Written problem.
Write out every one of the following rows verbatim, leaving out the pictures.

Labeled box rows
------------------------------
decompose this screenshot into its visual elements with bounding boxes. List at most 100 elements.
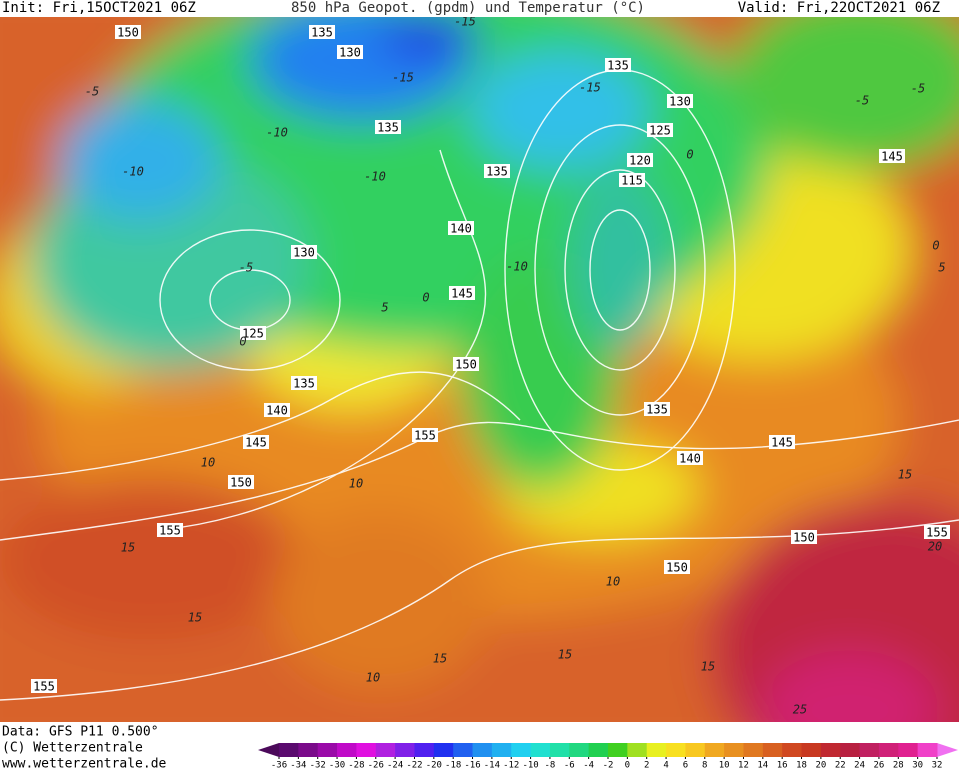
temperature-label: 15 xyxy=(433,652,447,666)
geopotential-label-box xyxy=(243,435,269,449)
colorbar-end-low xyxy=(258,743,279,757)
colorbar-tick-label: 8 xyxy=(702,761,707,770)
website: www.wetterzentrale.de xyxy=(2,757,167,770)
colorbar-swatch xyxy=(298,743,319,757)
geopotential-label-box xyxy=(677,451,703,465)
temperature-label: -5 xyxy=(855,94,869,108)
colorbar-swatch xyxy=(608,743,628,757)
geopotential-label-box xyxy=(664,560,690,574)
colorbar-tick-label: 24 xyxy=(854,761,865,770)
geopotential-label: 130 xyxy=(669,95,691,109)
isohypse xyxy=(534,124,706,416)
temperature-label: 0 xyxy=(239,335,246,349)
field-blob xyxy=(760,650,940,722)
temperature-label: -5 xyxy=(85,85,99,99)
geopotential-label: 155 xyxy=(159,524,181,538)
geopotential-label: 145 xyxy=(771,436,793,450)
temperature-label: 0 xyxy=(686,148,693,162)
geopotential-label-box xyxy=(115,25,141,39)
temperature-label: 25 xyxy=(793,703,807,717)
colorbar-swatch xyxy=(646,743,667,757)
temperature-label: 10 xyxy=(366,671,380,685)
temperature-label: -5 xyxy=(911,82,925,96)
colorbar-tick-label: 10 xyxy=(719,761,730,770)
valid-time: Valid: Fri,22OCT2021 06Z xyxy=(738,0,940,16)
colorbar-swatch xyxy=(279,743,299,757)
geopotential-label: 145 xyxy=(881,150,903,164)
geopotential-label: 155 xyxy=(414,429,436,443)
colorbar-swatch xyxy=(414,743,435,757)
colorbar-tick-label: 18 xyxy=(796,761,807,770)
map-title: 850 hPa Geopot. (gpdm) und Temperatur (°… xyxy=(291,0,645,16)
temperature-label: 15 xyxy=(898,468,912,482)
geopotential-label-box xyxy=(647,123,673,137)
isohypse xyxy=(564,169,676,371)
colorbar: -36 -34 -32 -30 -28 -26 -24 -22 -20 -18 -16 -14 -12-… xyxy=(258,743,958,770)
colorbar-swatch xyxy=(898,743,919,757)
geopotential-label-box xyxy=(484,164,510,178)
temperature-label: 0 xyxy=(932,239,939,253)
temperature-label: 15 xyxy=(121,541,135,555)
colorbar-tick-label: -12 xyxy=(503,761,519,770)
colorbar-swatch xyxy=(685,743,706,757)
geopotential-label: 155 xyxy=(926,526,948,540)
geopotential-label-box xyxy=(291,245,317,259)
colorbar-tick-label: -26 xyxy=(368,761,384,770)
colorbar-tick-label: 16 xyxy=(777,761,788,770)
colorbar-tick-label: 28 xyxy=(893,761,904,770)
isohypse xyxy=(0,519,959,701)
geopotential-label: 145 xyxy=(245,436,267,450)
colorbar-swatch xyxy=(820,743,841,757)
colorbar-tick-label: -16 xyxy=(464,761,480,770)
colorbar-tick-label: 4 xyxy=(663,761,668,770)
colorbar-tick-label: -28 xyxy=(348,761,364,770)
geopotential-label: 135 xyxy=(377,121,399,135)
colorbar-tick-label: 20 xyxy=(815,761,826,770)
temperature-label: 10 xyxy=(606,575,620,589)
colorbar-tick-label: -20 xyxy=(426,761,442,770)
geopotential-label-box xyxy=(619,173,645,187)
colorbar-swatch xyxy=(549,743,570,757)
geopotential-label: 150 xyxy=(666,561,688,575)
geopotential-label: 135 xyxy=(311,26,333,40)
temperature-label: -15 xyxy=(579,81,601,95)
colorbar-swatch xyxy=(511,743,532,757)
geopotential-label-box xyxy=(375,120,401,134)
temperature-label: -10 xyxy=(364,170,386,184)
field-blob xyxy=(0,480,300,640)
geopotential-label-box xyxy=(924,525,950,539)
colorbar-swatch xyxy=(356,743,377,757)
colorbar-tick-label: 0 xyxy=(625,761,630,770)
colorbar-tick-label: -4 xyxy=(583,761,594,770)
colorbar-swatch xyxy=(840,743,861,757)
geopotential-label-box xyxy=(605,58,631,72)
geopotential-label-box xyxy=(31,679,57,693)
colorbar-swatch xyxy=(395,743,415,757)
colorbar-swatch xyxy=(433,743,454,757)
colorbar-tick-label: -6 xyxy=(564,761,575,770)
colorbar-swatch xyxy=(917,743,938,757)
geopotential-label: 135 xyxy=(486,165,508,179)
geopotential-label-box xyxy=(264,403,290,417)
geopotential-label: 135 xyxy=(607,59,629,73)
colorbar-tick-label: -34 xyxy=(290,761,306,770)
geopotential-label-box xyxy=(337,45,363,59)
geopotential-label: 135 xyxy=(646,403,668,417)
field-blob xyxy=(730,17,959,170)
colorbar-tick-label: -10 xyxy=(522,761,538,770)
temperature-label: 10 xyxy=(349,477,363,491)
geopotential-label: 150 xyxy=(793,531,815,545)
geopotential-label: 115 xyxy=(621,174,643,188)
geopotential-label-box xyxy=(449,286,475,300)
colorbar-swatch xyxy=(317,743,338,757)
geopotential-label-box xyxy=(228,475,254,489)
geopotential-label: 145 xyxy=(451,287,473,301)
colorbar-swatch xyxy=(375,743,396,757)
geopotential-label-box xyxy=(879,149,905,163)
colorbar-swatch xyxy=(588,743,609,757)
temperature-label: 5 xyxy=(938,261,945,275)
temperature-label: -5 xyxy=(239,261,253,275)
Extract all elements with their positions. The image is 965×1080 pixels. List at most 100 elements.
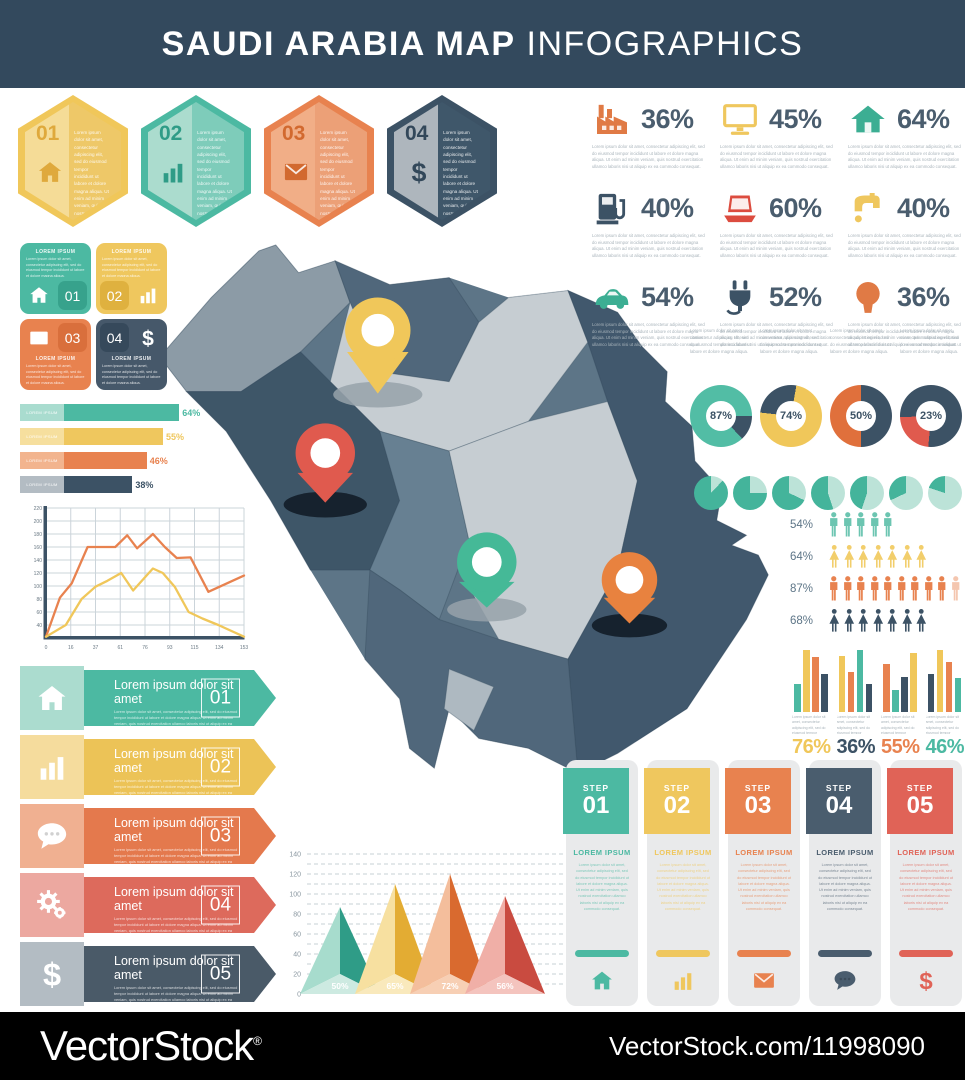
------------------------------
Response for this exercise.
decompose this screenshot into its visual elements with bounding boxes. List at most 100 elements.
temperature-label: 15 xyxy=(433,652,447,666)
geopotential-label-box xyxy=(243,435,269,449)
colorbar-end-low xyxy=(258,743,279,757)
colorbar-tick-label: 8 xyxy=(702,761,707,770)
website: www.wetterzentrale.de xyxy=(2,757,167,770)
colorbar-swatch xyxy=(298,743,319,757)
geopotential-label-box xyxy=(677,451,703,465)
temperature-label: -5 xyxy=(855,94,869,108)
colorbar-swatch xyxy=(608,743,628,757)
geopotential-label-box xyxy=(664,560,690,574)
colorbar-tick-label: 24 xyxy=(854,761,865,770)
geopotential-label: 130 xyxy=(669,95,691,109)
isohypse xyxy=(534,124,706,416)
temperature-label: 0 xyxy=(239,335,246,349)
field-blob xyxy=(760,650,940,722)
temperature-label: -5 xyxy=(85,85,99,99)
geopotential-label: 155 xyxy=(159,524,181,538)
geopotential-label: 145 xyxy=(771,436,793,450)
temperature-label: 0 xyxy=(686,148,693,162)
geopotential-label-box xyxy=(115,25,141,39)
temperature-label: 25 xyxy=(793,703,807,717)
colorbar-swatch xyxy=(646,743,667,757)
temperature-label: 10 xyxy=(366,671,380,685)
temperature-label: -5 xyxy=(911,82,925,96)
colorbar-tick-label: 10 xyxy=(719,761,730,770)
valid-time: Valid: Fri,22OCT2021 06Z xyxy=(738,0,940,16)
colorbar-swatch xyxy=(279,743,299,757)
geopotential-label: 145 xyxy=(881,150,903,164)
geopotential-label: 155 xyxy=(414,429,436,443)
colorbar-swatch xyxy=(414,743,435,757)
colorbar-tick-label: 18 xyxy=(796,761,807,770)
map-title: 850 hPa Geopot. (gpdm) und Temperatur (°… xyxy=(291,0,645,16)
temperature-label: 15 xyxy=(898,468,912,482)
geopotential-label-box xyxy=(647,123,673,137)
isohypse xyxy=(564,169,676,371)
colorbar: -36 -34 -32 -30 -28 -26 -24 -22 -20 -18 -16 -14 -12-… xyxy=(258,743,958,770)
colorbar-swatch xyxy=(898,743,919,757)
geopotential-label-box xyxy=(484,164,510,178)
temperature-label: 0 xyxy=(932,239,939,253)
temperature-label: 15 xyxy=(121,541,135,555)
colorbar-tick-label: -12 xyxy=(503,761,519,770)
colorbar-swatch xyxy=(685,743,706,757)
geopotential-label: 155 xyxy=(926,526,948,540)
geopotential-label-box xyxy=(291,245,317,259)
colorbar-tick-label: -26 xyxy=(368,761,384,770)
colorbar-tick-label: 16 xyxy=(777,761,788,770)
colorbar-tick-label: 28 xyxy=(893,761,904,770)
isohypse xyxy=(0,519,959,701)
geopotential-label: 145 xyxy=(245,436,267,450)
colorbar-swatch xyxy=(820,743,841,757)
colorbar-tick-label: -16 xyxy=(464,761,480,770)
colorbar-tick-label: 4 xyxy=(663,761,668,770)
colorbar-tick-label: -28 xyxy=(348,761,364,770)
geopotential-label: 135 xyxy=(377,121,399,135)
colorbar-tick-label: 20 xyxy=(815,761,826,770)
temperature-label: 10 xyxy=(606,575,620,589)
colorbar-tick-label: -20 xyxy=(426,761,442,770)
geopotential-label-box xyxy=(619,173,645,187)
colorbar-swatch xyxy=(549,743,570,757)
geopotential-label: 150 xyxy=(666,561,688,575)
geopotential-label: 135 xyxy=(311,26,333,40)
temperature-label: -15 xyxy=(579,81,601,95)
colorbar-swatch xyxy=(511,743,532,757)
geopotential-label-box xyxy=(375,120,401,134)
temperature-label: -10 xyxy=(364,170,386,184)
field-blob xyxy=(0,480,300,640)
geopotential-label-box xyxy=(924,525,950,539)
colorbar-swatch xyxy=(356,743,377,757)
colorbar-tick-label: 0 xyxy=(625,761,630,770)
colorbar-tick-label: -4 xyxy=(583,761,594,770)
colorbar-swatch xyxy=(840,743,861,757)
geopotential-label-box xyxy=(605,58,631,72)
geopotential-label-box xyxy=(31,679,57,693)
colorbar-swatch xyxy=(395,743,415,757)
colorbar-swatch xyxy=(433,743,454,757)
colorbar-tick-label: -6 xyxy=(564,761,575,770)
colorbar-swatch xyxy=(917,743,938,757)
geopotential-label: 135 xyxy=(486,165,508,179)
geopotential-label-box xyxy=(264,403,290,417)
geopotential-label: 135 xyxy=(607,59,629,73)
colorbar-tick-label: -34 xyxy=(290,761,306,770)
geopotential-label-box xyxy=(337,45,363,59)
geopotential-label: 135 xyxy=(646,403,668,417)
field-blob xyxy=(730,17,959,170)
colorbar-tick-label: -10 xyxy=(522,761,538,770)
temperature-label: 10 xyxy=(349,477,363,491)
geopotential-label: 150 xyxy=(793,531,815,545)
geopotential-label: 115 xyxy=(621,174,643,188)
geopotential-label-box xyxy=(449,286,475,300)
colorbar-swatch xyxy=(317,743,338,757)
geopotential-label-box xyxy=(228,475,254,489)
geopotential-label: 145 xyxy=(451,287,473,301)
colorbar-swatch xyxy=(375,743,396,757)
geopotential-label-box xyxy=(879,149,905,163)
colorbar-swatch xyxy=(588,743,609,757)
temperature-label: 5 xyxy=(938,261,945,275)
temperature-label: -5 xyxy=(239,261,253,275)
Extract all elements with their positions. The image is 965×1080 pixels. List at most 100 elements.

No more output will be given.